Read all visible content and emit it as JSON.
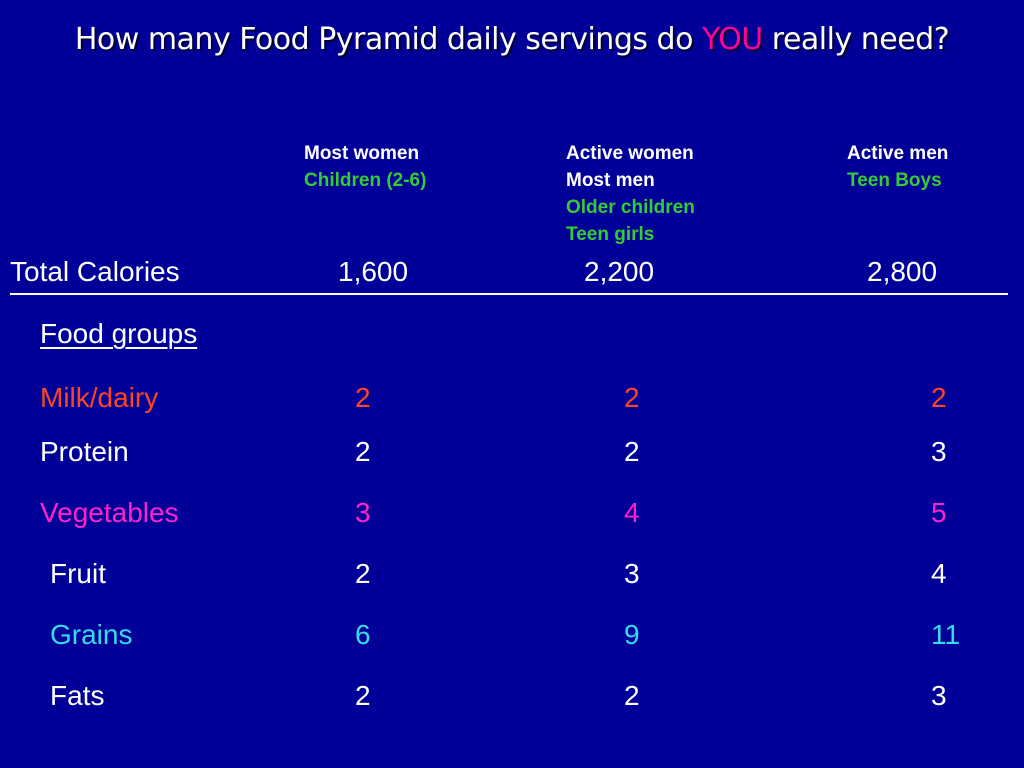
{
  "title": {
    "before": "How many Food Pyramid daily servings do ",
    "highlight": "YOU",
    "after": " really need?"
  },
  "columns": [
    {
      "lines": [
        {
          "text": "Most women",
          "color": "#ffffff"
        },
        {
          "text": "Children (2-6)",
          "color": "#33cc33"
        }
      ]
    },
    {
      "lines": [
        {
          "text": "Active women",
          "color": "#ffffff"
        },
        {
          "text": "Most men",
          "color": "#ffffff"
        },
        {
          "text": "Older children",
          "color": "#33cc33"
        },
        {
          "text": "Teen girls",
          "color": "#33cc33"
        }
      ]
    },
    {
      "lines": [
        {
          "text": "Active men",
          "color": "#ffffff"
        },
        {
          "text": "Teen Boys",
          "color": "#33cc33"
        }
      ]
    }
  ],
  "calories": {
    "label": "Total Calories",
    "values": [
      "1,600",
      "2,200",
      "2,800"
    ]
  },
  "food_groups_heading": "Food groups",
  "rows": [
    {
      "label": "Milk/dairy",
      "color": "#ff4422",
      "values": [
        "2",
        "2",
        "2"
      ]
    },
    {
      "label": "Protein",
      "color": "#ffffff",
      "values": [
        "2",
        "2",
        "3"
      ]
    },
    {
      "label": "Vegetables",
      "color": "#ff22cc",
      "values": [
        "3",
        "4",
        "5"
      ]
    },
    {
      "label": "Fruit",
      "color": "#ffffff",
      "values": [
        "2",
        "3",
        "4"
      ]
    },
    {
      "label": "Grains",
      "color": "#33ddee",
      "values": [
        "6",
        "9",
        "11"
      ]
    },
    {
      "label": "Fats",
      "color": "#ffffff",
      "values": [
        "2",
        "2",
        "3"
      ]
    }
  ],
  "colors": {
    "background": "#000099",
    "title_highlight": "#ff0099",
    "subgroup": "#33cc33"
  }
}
= = = = =
All lines above that contain "Food" are required in the answer.

* Answer box
    "before": "How many Food Pyramid daily servings do ",
  "food_groups_heading": "Food groups",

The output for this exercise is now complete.